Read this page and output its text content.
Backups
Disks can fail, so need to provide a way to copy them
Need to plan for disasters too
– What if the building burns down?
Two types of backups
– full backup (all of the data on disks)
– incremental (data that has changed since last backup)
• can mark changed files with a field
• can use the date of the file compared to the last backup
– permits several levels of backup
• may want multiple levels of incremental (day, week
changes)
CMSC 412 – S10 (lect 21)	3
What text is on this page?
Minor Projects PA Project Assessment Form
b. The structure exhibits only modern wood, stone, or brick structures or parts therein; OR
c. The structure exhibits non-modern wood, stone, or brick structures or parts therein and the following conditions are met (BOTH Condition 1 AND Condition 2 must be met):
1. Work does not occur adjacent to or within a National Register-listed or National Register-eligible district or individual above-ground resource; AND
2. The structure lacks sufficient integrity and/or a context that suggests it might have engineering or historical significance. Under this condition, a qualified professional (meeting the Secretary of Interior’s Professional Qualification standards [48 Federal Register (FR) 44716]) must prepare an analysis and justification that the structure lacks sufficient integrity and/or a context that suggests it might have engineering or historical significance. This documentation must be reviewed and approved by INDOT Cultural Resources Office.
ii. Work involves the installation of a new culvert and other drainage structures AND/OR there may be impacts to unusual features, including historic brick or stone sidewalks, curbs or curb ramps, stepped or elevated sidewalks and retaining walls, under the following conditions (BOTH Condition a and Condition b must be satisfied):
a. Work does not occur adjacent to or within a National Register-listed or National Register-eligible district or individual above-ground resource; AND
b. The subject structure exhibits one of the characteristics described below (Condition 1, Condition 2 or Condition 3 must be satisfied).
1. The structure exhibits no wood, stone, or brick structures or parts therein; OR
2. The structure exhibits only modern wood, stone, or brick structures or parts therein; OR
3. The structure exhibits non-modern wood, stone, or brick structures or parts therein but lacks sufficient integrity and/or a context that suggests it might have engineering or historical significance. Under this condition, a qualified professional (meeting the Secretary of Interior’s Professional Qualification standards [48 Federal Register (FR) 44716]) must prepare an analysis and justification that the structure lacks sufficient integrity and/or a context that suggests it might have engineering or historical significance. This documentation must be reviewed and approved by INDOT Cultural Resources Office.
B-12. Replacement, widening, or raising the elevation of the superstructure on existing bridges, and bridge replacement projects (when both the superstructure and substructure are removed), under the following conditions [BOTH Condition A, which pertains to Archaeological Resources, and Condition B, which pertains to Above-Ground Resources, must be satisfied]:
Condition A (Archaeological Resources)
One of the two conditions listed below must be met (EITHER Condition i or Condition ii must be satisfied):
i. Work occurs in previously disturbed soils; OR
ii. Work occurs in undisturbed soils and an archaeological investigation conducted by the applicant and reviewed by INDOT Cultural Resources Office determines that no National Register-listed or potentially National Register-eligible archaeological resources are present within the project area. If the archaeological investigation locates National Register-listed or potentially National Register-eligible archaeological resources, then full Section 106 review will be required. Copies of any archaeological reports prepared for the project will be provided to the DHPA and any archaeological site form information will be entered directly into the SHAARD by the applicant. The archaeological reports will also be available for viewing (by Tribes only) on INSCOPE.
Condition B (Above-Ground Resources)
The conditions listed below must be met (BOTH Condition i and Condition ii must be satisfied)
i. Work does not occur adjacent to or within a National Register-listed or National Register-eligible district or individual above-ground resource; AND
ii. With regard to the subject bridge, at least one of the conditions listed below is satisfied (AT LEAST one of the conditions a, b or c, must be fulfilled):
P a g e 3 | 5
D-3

•••••

▸ **Stated task**: Scan the listing above. Collect all lines with the word "bridge".

▸ **Answer for this exercise**:
B-12. Replacement, widening, or raising the elevation of the superstructure on existing bridges, and bridge replacement projects (when both the superstructure and substructure are removed), under the following conditions [BOTH Condition A, which pertains to Archaeological Resources, and Condition B, which pertains to Above-Ground Resources, must be satisfied]:
ii. With regard to the subject bridge, at least one of the conditions listed below is satisfied (AT LEAST one of the conditions a, b or c, must be fulfilled):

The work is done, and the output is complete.